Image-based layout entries

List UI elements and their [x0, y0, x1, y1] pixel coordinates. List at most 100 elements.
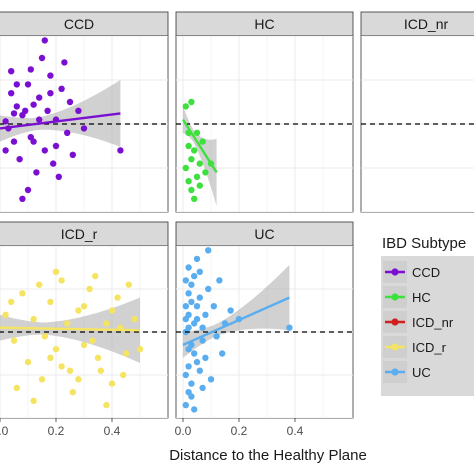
- data-point: [188, 98, 195, 106]
- facet-strip-label: HC: [254, 16, 274, 32]
- data-point: [92, 272, 99, 280]
- data-point: [24, 358, 32, 366]
- fit-line: [0, 112, 121, 130]
- legend-label: UC: [412, 365, 431, 380]
- data-point: [185, 363, 192, 370]
- data-point: [196, 182, 203, 189]
- data-point: [22, 107, 29, 115]
- data-point: [69, 151, 77, 158]
- data-point: [136, 346, 144, 353]
- data-point: [24, 81, 32, 88]
- x-tick-label: 0.2: [48, 424, 65, 438]
- data-point: [193, 129, 201, 136]
- x-tick-label: 0.2: [231, 424, 248, 438]
- x-tick-label: 0.4: [287, 424, 304, 438]
- facet-strip-label: ICD_nr: [404, 16, 449, 32]
- fit-line: [181, 118, 218, 174]
- data-point: [13, 81, 20, 88]
- confidence-band: [0, 79, 121, 147]
- data-point: [61, 59, 68, 66]
- data-point: [182, 401, 189, 409]
- data-point: [30, 397, 37, 404]
- data-point: [80, 341, 88, 349]
- data-point: [207, 376, 215, 383]
- x-tick-label: 0.0: [175, 424, 192, 438]
- data-point: [114, 294, 121, 301]
- facet-strip: [175, 11, 354, 37]
- data-point: [205, 247, 212, 254]
- data-point: [191, 147, 198, 154]
- data-point: [103, 401, 110, 409]
- plot-area: [176, 246, 353, 418]
- x-axis-ticks: 0.0 0.2 0.4 0.0 0.2 0.4: [0, 418, 304, 438]
- data-point: [108, 380, 116, 387]
- plot-area: [176, 36, 353, 212]
- data-point: [182, 315, 189, 323]
- data-point: [47, 354, 54, 361]
- data-point: [196, 294, 203, 301]
- data-point: [41, 333, 48, 340]
- data-point: [182, 277, 189, 284]
- data-point: [69, 389, 77, 396]
- data-point: [188, 186, 195, 194]
- data-point: [19, 195, 26, 202]
- confidence-band: [183, 264, 290, 358]
- facet-strip: [0, 221, 169, 247]
- data-point: [41, 147, 48, 154]
- data-point: [52, 346, 60, 353]
- data-point: [38, 376, 46, 383]
- data-point: [10, 110, 18, 117]
- data-point: [36, 116, 43, 123]
- legend-entry-icd-r: ICD_r: [383, 336, 447, 358]
- data-point: [10, 337, 18, 344]
- data-point: [196, 160, 203, 167]
- data-point: [219, 350, 226, 357]
- data-point: [191, 272, 198, 280]
- data-point: [188, 156, 195, 163]
- data-point: [94, 354, 102, 361]
- data-point: [191, 406, 198, 413]
- data-point: [63, 320, 71, 327]
- legend-key-point: [391, 368, 399, 376]
- legend-entry-ccd: CCD: [383, 261, 440, 283]
- legend-entry-uc: UC: [383, 361, 431, 383]
- data-point: [196, 367, 203, 374]
- data-point: [58, 277, 65, 284]
- data-point: [52, 268, 60, 275]
- data-point: [66, 98, 74, 106]
- x-axis-title: Distance to the Healthy Plane: [169, 447, 367, 464]
- facet-strip-label: CCD: [64, 16, 94, 32]
- data-point: [216, 277, 223, 284]
- facet-strip-label: ICD_r: [61, 226, 98, 242]
- data-point: [52, 142, 60, 150]
- legend-label: ICD_r: [412, 340, 447, 355]
- data-point: [36, 94, 43, 101]
- data-point: [2, 118, 9, 125]
- data-point: [193, 173, 201, 180]
- data-point: [191, 195, 198, 202]
- data-point: [193, 303, 201, 310]
- data-point: [199, 324, 206, 331]
- facet-strip: [0, 11, 169, 37]
- legend-label: ICD_nr: [412, 315, 454, 330]
- data-point: [97, 367, 105, 374]
- data-point: [89, 337, 96, 344]
- data-point: [8, 68, 15, 75]
- fit-line: [0, 326, 141, 332]
- data-point: [182, 371, 189, 379]
- panels-layer: CCD HC ICD_nr ICD_r UC: [0, 11, 474, 419]
- data-point: [202, 311, 209, 318]
- confidence-band: [0, 297, 140, 364]
- data-point: [199, 384, 206, 392]
- data-point: [182, 303, 189, 310]
- facet-strip-label: UC: [254, 226, 274, 242]
- data-point: [122, 350, 130, 357]
- data-point: [38, 54, 46, 62]
- data-point: [80, 125, 88, 132]
- data-point: [191, 350, 198, 357]
- data-point: [50, 160, 57, 167]
- panel-hc: HC: [175, 11, 354, 213]
- data-point: [24, 186, 32, 194]
- data-point: [193, 315, 201, 323]
- data-point: [2, 147, 9, 154]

• **The request**: Write out all the records again, swapping every "data-point" for "scatter-point" and changing nothing else. Leave out the pictures.

• **Response to the exercise**:
List UI elements and their [x0, y0, x1, y1] pixel coordinates. List at most 100 elements.
- scatter-point: [188, 98, 195, 106]
- facet-strip-label: HC: [254, 16, 274, 32]
- scatter-point: [92, 272, 99, 280]
- scatter-point: [24, 358, 32, 366]
- fit-line: [0, 112, 121, 130]
- legend-label: UC: [412, 365, 431, 380]
- scatter-point: [185, 363, 192, 370]
- scatter-point: [196, 182, 203, 189]
- scatter-point: [22, 107, 29, 115]
- scatter-point: [69, 151, 77, 158]
- scatter-point: [136, 346, 144, 353]
- scatter-point: [24, 81, 32, 88]
- x-tick-label: 0.2: [48, 424, 65, 438]
- scatter-point: [193, 129, 201, 136]
- x-tick-label: 0.2: [231, 424, 248, 438]
- x-tick-label: 0.4: [287, 424, 304, 438]
- facet-strip-label: ICD_nr: [404, 16, 449, 32]
- fit-line: [181, 118, 218, 174]
- scatter-point: [13, 81, 20, 88]
- confidence-band: [0, 79, 121, 147]
- scatter-point: [61, 59, 68, 66]
- scatter-point: [182, 401, 189, 409]
- scatter-point: [30, 397, 37, 404]
- scatter-point: [80, 341, 88, 349]
- scatter-point: [207, 376, 215, 383]
- x-tick-label: 0.0: [175, 424, 192, 438]
- scatter-point: [114, 294, 121, 301]
- facet-strip: [175, 11, 354, 37]
- scatter-point: [205, 247, 212, 254]
- scatter-point: [191, 147, 198, 154]
- scatter-point: [103, 401, 110, 409]
- plot-area: [176, 246, 353, 418]
- x-axis-ticks: 0.0 0.2 0.4 0.0 0.2 0.4: [0, 418, 304, 438]
- scatter-point: [108, 380, 116, 387]
- plot-area: [176, 36, 353, 212]
- scatter-point: [182, 315, 189, 323]
- scatter-point: [47, 354, 54, 361]
- scatter-point: [196, 294, 203, 301]
- scatter-point: [41, 333, 48, 340]
- scatter-point: [182, 277, 189, 284]
- scatter-point: [69, 389, 77, 396]
- scatter-point: [188, 186, 195, 194]
- scatter-point: [19, 195, 26, 202]
- confidence-band: [183, 264, 290, 358]
- facet-strip: [0, 221, 169, 247]
- scatter-point: [41, 147, 48, 154]
- scatter-point: [52, 346, 60, 353]
- scatter-point: [38, 376, 46, 383]
- scatter-point: [10, 110, 18, 117]
- scatter-point: [36, 116, 43, 123]
- legend-entry-icd-r: ICD_r: [383, 336, 447, 358]
- scatter-point: [10, 337, 18, 344]
- scatter-point: [196, 160, 203, 167]
- scatter-point: [219, 350, 226, 357]
- scatter-point: [191, 272, 198, 280]
- scatter-point: [188, 156, 195, 163]
- scatter-point: [94, 354, 102, 361]
- scatter-point: [191, 406, 198, 413]
- scatter-point: [63, 320, 71, 327]
- legend-key-point: [391, 368, 399, 376]
- legend-entry-ccd: CCD: [383, 261, 440, 283]
- legend-entry-uc: UC: [383, 361, 431, 383]
- scatter-point: [196, 367, 203, 374]
- scatter-point: [58, 277, 65, 284]
- scatter-point: [52, 268, 60, 275]
- scatter-point: [66, 98, 74, 106]
- x-axis-title: Distance to the Healthy Plane: [169, 447, 367, 464]
- facet-strip-label: CCD: [64, 16, 94, 32]
- scatter-point: [216, 277, 223, 284]
- facet-strip-label: ICD_r: [61, 226, 98, 242]
- scatter-point: [52, 142, 60, 150]
- legend-label: ICD_r: [412, 340, 447, 355]
- scatter-point: [36, 94, 43, 101]
- scatter-point: [2, 118, 9, 125]
- scatter-point: [193, 173, 201, 180]
- scatter-point: [191, 195, 198, 202]
- scatter-point: [193, 303, 201, 310]
- scatter-point: [199, 324, 206, 331]
- facet-strip: [0, 11, 169, 37]
- legend-label: ICD_nr: [412, 315, 454, 330]
- scatter-point: [97, 367, 105, 374]
- scatter-point: [89, 337, 96, 344]
- scatter-point: [8, 68, 15, 75]
- fit-line: [0, 326, 141, 332]
- scatter-point: [182, 371, 189, 379]
- panels-layer: CCD HC ICD_nr ICD_r UC: [0, 11, 474, 419]
- scatter-point: [202, 311, 209, 318]
- confidence-band: [0, 297, 140, 364]
- scatter-point: [199, 384, 206, 392]
- scatter-point: [182, 303, 189, 310]
- facet-strip-label: UC: [254, 226, 274, 242]
- scatter-point: [122, 350, 130, 357]
- scatter-point: [38, 54, 46, 62]
- scatter-point: [80, 125, 88, 132]
- scatter-point: [191, 350, 198, 357]
- scatter-point: [50, 160, 57, 167]
- panel-hc: HC: [175, 11, 354, 213]
- scatter-point: [24, 186, 32, 194]
- scatter-point: [193, 315, 201, 323]
- scatter-point: [2, 147, 9, 154]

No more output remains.